WHAT IS EXPECTED:
Write out all of the lines below, exactly and completely.

Stored records:
* * * *

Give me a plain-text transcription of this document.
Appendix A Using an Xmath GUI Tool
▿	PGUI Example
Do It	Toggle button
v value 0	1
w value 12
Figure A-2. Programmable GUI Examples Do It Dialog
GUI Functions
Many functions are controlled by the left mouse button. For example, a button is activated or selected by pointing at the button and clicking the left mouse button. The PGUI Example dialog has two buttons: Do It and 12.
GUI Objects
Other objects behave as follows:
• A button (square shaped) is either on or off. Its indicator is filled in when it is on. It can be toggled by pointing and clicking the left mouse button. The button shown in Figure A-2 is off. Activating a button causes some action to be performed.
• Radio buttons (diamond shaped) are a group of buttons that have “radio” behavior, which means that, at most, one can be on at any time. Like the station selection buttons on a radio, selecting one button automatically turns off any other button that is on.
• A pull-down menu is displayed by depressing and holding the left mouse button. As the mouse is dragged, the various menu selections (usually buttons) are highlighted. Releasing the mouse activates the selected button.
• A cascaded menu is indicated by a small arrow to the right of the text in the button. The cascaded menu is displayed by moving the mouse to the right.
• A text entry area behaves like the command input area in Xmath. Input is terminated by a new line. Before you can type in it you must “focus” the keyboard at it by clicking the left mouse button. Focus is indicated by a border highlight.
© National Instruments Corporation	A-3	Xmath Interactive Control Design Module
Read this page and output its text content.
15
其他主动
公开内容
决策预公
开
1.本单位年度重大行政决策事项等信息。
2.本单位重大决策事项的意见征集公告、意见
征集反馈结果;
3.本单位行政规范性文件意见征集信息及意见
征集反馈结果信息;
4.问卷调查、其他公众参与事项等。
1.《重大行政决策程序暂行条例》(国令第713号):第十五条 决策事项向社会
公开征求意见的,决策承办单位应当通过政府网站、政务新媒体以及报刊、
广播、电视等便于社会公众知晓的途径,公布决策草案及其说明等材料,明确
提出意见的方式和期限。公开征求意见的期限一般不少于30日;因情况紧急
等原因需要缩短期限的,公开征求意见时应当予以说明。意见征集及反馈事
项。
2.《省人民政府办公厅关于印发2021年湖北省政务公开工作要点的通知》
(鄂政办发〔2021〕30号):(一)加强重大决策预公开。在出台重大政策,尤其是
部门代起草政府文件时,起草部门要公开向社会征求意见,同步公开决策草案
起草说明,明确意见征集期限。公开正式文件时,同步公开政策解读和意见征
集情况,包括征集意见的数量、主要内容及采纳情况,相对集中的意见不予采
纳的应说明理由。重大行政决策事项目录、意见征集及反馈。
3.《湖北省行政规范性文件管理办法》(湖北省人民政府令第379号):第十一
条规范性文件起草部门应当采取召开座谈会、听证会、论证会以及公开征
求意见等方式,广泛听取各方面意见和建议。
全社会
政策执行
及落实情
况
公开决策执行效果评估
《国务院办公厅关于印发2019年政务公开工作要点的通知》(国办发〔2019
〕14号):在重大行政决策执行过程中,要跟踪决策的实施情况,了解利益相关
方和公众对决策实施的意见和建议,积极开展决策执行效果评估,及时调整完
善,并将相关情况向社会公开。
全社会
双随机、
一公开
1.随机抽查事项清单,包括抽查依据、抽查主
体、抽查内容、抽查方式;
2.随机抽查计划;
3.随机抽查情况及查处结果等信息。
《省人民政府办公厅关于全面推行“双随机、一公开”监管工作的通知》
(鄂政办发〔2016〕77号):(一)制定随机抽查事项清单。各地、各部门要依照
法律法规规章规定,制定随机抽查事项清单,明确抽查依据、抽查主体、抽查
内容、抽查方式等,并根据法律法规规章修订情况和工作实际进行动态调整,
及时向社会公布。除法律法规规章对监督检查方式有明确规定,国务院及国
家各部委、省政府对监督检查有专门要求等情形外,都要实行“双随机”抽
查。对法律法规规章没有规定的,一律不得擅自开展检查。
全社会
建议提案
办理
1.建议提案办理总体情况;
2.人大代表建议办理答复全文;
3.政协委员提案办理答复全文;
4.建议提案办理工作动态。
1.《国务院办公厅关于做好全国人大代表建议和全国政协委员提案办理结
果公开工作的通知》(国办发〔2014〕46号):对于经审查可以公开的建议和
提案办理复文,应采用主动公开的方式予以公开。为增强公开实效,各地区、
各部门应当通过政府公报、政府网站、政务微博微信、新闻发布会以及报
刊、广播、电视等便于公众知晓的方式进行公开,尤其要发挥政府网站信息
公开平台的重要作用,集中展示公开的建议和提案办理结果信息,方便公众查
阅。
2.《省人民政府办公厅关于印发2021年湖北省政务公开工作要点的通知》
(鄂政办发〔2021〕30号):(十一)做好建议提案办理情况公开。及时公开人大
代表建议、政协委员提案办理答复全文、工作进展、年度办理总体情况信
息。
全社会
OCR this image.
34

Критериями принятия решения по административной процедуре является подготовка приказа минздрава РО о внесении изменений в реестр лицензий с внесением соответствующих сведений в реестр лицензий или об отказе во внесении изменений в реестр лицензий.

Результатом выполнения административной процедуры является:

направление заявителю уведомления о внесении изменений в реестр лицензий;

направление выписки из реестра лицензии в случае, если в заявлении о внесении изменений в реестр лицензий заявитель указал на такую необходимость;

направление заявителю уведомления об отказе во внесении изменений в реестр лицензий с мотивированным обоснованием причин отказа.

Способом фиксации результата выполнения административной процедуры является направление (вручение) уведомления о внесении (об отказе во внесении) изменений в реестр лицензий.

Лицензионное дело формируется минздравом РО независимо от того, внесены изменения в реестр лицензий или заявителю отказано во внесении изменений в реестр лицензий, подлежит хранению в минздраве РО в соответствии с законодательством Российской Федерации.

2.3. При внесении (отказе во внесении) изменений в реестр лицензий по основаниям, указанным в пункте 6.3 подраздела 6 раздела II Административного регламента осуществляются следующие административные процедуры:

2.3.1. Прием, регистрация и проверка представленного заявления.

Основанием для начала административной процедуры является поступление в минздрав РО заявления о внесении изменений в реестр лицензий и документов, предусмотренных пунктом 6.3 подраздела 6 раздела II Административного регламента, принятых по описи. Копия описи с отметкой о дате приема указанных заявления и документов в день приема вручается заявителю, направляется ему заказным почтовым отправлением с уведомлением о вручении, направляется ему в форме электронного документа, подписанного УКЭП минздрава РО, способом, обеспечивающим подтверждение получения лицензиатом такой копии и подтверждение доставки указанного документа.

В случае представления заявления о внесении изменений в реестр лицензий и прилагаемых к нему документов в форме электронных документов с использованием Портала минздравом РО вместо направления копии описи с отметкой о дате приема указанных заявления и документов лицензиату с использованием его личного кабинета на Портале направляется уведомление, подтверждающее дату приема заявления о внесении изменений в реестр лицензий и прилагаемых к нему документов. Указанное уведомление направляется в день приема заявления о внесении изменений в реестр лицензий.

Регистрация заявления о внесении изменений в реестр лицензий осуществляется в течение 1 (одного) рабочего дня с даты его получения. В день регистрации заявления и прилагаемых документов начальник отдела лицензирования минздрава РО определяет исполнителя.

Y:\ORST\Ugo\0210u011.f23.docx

* * * *

RIGHT ANSWER:
Give me a plain-text transcription of this document.
Appendix A Using an Xmath GUI Tool
▿	PGUI Example
Do It	Toggle button
v value 0	1
w value 12
Figure A-2. Programmable GUI Examples Do It Dialog
GUI Functions
Many functions are controlled by the left mouse button. For example, a button is activated or selected by pointing at the button and clicking the left mouse button. The PGUI Example dialog has two buttons: Do It and 12.
GUI Objects
Other objects behave as follows:
• A button (square shaped) is either on or off. Its indicator is filled in when it is on. It can be toggled by pointing and clicking the left mouse button. The button shown in Figure A-2 is off. Activating a button causes some action to be performed.
• Radio buttons (diamond shaped) are a group of buttons that have “radio” behavior, which means that, at most, one can be on at any time. Like the station selection buttons on a radio, selecting one button automatically turns off any other button that is on.
• A pull-down menu is displayed by depressing and holding the left mouse button. As the mouse is dragged, the various menu selections (usually buttons) are highlighted. Releasing the mouse activates the selected button.
• A cascaded menu is indicated by a small arrow to the right of the text in the button. The cascaded menu is displayed by moving the mouse to the right.
• A text entry area behaves like the command input area in Xmath. Input is terminated by a new line. Before you can type in it you must “focus” the keyboard at it by clicking the left mouse button. Focus is indicated by a border highlight.
© National Instruments Corporation	A-3	Xmath Interactive Control Design Module
Read this page and output its text content.
15
其他主动
公开内容
决策预公
开
1.本单位年度重大行政决策事项等信息。
2.本单位重大决策事项的意见征集公告、意见
征集反馈结果;
3.本单位行政规范性文件意见征集信息及意见
征集反馈结果信息;
4.问卷调查、其他公众参与事项等。
1.《重大行政决策程序暂行条例》(国令第713号):第十五条 决策事项向社会
公开征求意见的,决策承办单位应当通过政府网站、政务新媒体以及报刊、
广播、电视等便于社会公众知晓的途径,公布决策草案及其说明等材料,明确
提出意见的方式和期限。公开征求意见的期限一般不少于30日;因情况紧急
等原因需要缩短期限的,公开征求意见时应当予以说明。意见征集及反馈事
项。
2.《省人民政府办公厅关于印发2021年湖北省政务公开工作要点的通知》
(鄂政办发〔2021〕30号):(一)加强重大决策预公开。在出台重大政策,尤其是
部门代起草政府文件时,起草部门要公开向社会征求意见,同步公开决策草案
起草说明,明确意见征集期限。公开正式文件时,同步公开政策解读和意见征
集情况,包括征集意见的数量、主要内容及采纳情况,相对集中的意见不予采
纳的应说明理由。重大行政决策事项目录、意见征集及反馈。
3.《湖北省行政规范性文件管理办法》(湖北省人民政府令第379号):第十一
条规范性文件起草部门应当采取召开座谈会、听证会、论证会以及公开征
求意见等方式,广泛听取各方面意见和建议。
全社会
政策执行
及落实情
况
公开决策执行效果评估
《国务院办公厅关于印发2019年政务公开工作要点的通知》(国办发〔2019
〕14号):在重大行政决策执行过程中,要跟踪决策的实施情况,了解利益相关
方和公众对决策实施的意见和建议,积极开展决策执行效果评估,及时调整完
善,并将相关情况向社会公开。
全社会
双随机、
一公开
1.随机抽查事项清单,包括抽查依据、抽查主
体、抽查内容、抽查方式;
2.随机抽查计划;
3.随机抽查情况及查处结果等信息。
《省人民政府办公厅关于全面推行“双随机、一公开”监管工作的通知》
(鄂政办发〔2016〕77号):(一)制定随机抽查事项清单。各地、各部门要依照
法律法规规章规定,制定随机抽查事项清单,明确抽查依据、抽查主体、抽查
内容、抽查方式等,并根据法律法规规章修订情况和工作实际进行动态调整,
及时向社会公布。除法律法规规章对监督检查方式有明确规定,国务院及国
家各部委、省政府对监督检查有专门要求等情形外,都要实行“双随机”抽
查。对法律法规规章没有规定的,一律不得擅自开展检查。
全社会
建议提案
办理
1.建议提案办理总体情况;
2.人大代表建议办理答复全文;
3.政协委员提案办理答复全文;
4.建议提案办理工作动态。
1.《国务院办公厅关于做好全国人大代表建议和全国政协委员提案办理结
果公开工作的通知》(国办发〔2014〕46号):对于经审查可以公开的建议和
提案办理复文,应采用主动公开的方式予以公开。为增强公开实效,各地区、
各部门应当通过政府公报、政府网站、政务微博微信、新闻发布会以及报
刊、广播、电视等便于公众知晓的方式进行公开,尤其要发挥政府网站信息
公开平台的重要作用,集中展示公开的建议和提案办理结果信息,方便公众查
阅。
2.《省人民政府办公厅关于印发2021年湖北省政务公开工作要点的通知》
(鄂政办发〔2021〕30号):(十一)做好建议提案办理情况公开。及时公开人大
代表建议、政协委员提案办理答复全文、工作进展、年度办理总体情况信
息。
全社会
OCR this image.
34

Критериями принятия решения по административной процедуре является подготовка приказа минздрава РО о внесении изменений в реестр лицензий с внесением соответствующих сведений в реестр лицензий или об отказе во внесении изменений в реестр лицензий.

Результатом выполнения административной процедуры является:

направление заявителю уведомления о внесении изменений в реестр лицензий;

направление выписки из реестра лицензии в случае, если в заявлении о внесении изменений в реестр лицензий заявитель указал на такую необходимость;

направление заявителю уведомления об отказе во внесении изменений в реестр лицензий с мотивированным обоснованием причин отказа.

Способом фиксации результата выполнения административной процедуры является направление (вручение) уведомления о внесении (об отказе во внесении) изменений в реестр лицензий.

Лицензионное дело формируется минздравом РО независимо от того, внесены изменения в реестр лицензий или заявителю отказано во внесении изменений в реестр лицензий, подлежит хранению в минздраве РО в соответствии с законодательством Российской Федерации.

2.3. При внесении (отказе во внесении) изменений в реестр лицензий по основаниям, указанным в пункте 6.3 подраздела 6 раздела II Административного регламента осуществляются следующие административные процедуры:

2.3.1. Прием, регистрация и проверка представленного заявления.

Основанием для начала административной процедуры является поступление в минздрав РО заявления о внесении изменений в реестр лицензий и документов, предусмотренных пунктом 6.3 подраздела 6 раздела II Административного регламента, принятых по описи. Копия описи с отметкой о дате приема указанных заявления и документов в день приема вручается заявителю, направляется ему заказным почтовым отправлением с уведомлением о вручении, направляется ему в форме электронного документа, подписанного УКЭП минздрава РО, способом, обеспечивающим подтверждение получения лицензиатом такой копии и подтверждение доставки указанного документа.

В случае представления заявления о внесении изменений в реестр лицензий и прилагаемых к нему документов в форме электронных документов с использованием Портала минздравом РО вместо направления копии описи с отметкой о дате приема указанных заявления и документов лицензиату с использованием его личного кабинета на Портале направляется уведомление, подтверждающее дату приема заявления о внесении изменений в реестр лицензий и прилагаемых к нему документов. Указанное уведомление направляется в день приема заявления о внесении изменений в реестр лицензий.

Регистрация заявления о внесении изменений в реестр лицензий осуществляется в течение 1 (одного) рабочего дня с даты его получения. В день регистрации заявления и прилагаемых документов начальник отдела лицензирования минздрава РО определяет исполнителя.

Y:\ORST\Ugo\0210u011.f23.docx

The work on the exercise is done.